▸ Short problem
Copy each line in the data that includes the word "المفردات".

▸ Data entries
▼▼▼

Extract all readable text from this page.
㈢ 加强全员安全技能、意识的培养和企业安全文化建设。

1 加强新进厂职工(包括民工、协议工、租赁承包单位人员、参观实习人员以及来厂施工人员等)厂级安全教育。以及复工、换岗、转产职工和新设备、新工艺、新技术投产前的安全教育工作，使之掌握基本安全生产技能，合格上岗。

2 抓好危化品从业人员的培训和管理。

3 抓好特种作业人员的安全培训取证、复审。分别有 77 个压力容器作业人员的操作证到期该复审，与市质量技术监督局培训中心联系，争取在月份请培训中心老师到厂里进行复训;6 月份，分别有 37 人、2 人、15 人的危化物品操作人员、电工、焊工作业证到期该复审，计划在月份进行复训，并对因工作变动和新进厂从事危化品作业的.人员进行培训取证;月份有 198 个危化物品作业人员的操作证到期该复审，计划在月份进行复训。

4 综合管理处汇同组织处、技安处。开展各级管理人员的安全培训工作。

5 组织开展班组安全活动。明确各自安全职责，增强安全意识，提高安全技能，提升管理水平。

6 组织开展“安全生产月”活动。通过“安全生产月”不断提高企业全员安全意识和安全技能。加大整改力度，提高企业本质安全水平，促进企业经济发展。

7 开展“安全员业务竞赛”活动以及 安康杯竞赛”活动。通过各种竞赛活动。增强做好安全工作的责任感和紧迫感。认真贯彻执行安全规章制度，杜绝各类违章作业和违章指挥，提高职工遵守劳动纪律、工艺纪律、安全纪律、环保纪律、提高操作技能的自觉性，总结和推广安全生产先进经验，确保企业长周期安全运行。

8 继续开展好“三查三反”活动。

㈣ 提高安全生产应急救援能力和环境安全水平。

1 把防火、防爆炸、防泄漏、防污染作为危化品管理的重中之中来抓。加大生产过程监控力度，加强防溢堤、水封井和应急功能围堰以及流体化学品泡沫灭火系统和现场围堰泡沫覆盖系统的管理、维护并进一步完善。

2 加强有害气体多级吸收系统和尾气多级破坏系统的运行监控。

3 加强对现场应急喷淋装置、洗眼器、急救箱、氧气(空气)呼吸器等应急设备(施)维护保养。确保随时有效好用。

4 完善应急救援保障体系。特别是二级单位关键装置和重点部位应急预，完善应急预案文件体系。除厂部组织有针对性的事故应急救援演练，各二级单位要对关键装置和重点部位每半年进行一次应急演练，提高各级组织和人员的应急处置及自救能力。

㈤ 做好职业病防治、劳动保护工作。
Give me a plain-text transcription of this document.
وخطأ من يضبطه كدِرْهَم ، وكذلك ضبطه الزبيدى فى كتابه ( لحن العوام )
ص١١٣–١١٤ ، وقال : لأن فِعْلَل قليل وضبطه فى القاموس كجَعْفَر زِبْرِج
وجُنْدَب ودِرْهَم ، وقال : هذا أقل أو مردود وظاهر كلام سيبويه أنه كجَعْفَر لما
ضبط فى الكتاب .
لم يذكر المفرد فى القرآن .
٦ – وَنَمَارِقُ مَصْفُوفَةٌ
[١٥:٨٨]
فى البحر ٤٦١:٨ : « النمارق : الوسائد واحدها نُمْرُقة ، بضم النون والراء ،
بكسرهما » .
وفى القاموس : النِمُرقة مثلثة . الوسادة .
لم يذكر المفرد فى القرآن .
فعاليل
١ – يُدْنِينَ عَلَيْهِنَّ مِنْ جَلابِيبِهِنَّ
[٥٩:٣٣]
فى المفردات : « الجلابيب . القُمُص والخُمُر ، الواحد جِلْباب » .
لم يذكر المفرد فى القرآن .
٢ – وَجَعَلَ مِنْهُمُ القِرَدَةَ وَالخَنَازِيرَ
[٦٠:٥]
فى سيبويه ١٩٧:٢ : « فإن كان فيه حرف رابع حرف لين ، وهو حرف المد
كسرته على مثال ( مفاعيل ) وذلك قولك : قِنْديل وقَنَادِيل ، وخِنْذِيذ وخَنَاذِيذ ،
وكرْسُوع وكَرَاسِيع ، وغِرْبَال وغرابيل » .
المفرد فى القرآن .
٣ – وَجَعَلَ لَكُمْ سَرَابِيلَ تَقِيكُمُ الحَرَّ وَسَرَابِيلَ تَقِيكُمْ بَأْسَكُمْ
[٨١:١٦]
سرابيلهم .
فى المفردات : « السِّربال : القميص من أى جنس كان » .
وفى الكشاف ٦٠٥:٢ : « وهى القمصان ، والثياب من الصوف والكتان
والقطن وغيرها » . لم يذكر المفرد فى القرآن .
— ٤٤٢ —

▲▲▲

▸ Written solution
فى المفردات : « الجلابيب . القُمُص والخُمُر ، الواحد جِلْباب » .
فى المفردات : « السِّربال : القميص من أى جنس كان » .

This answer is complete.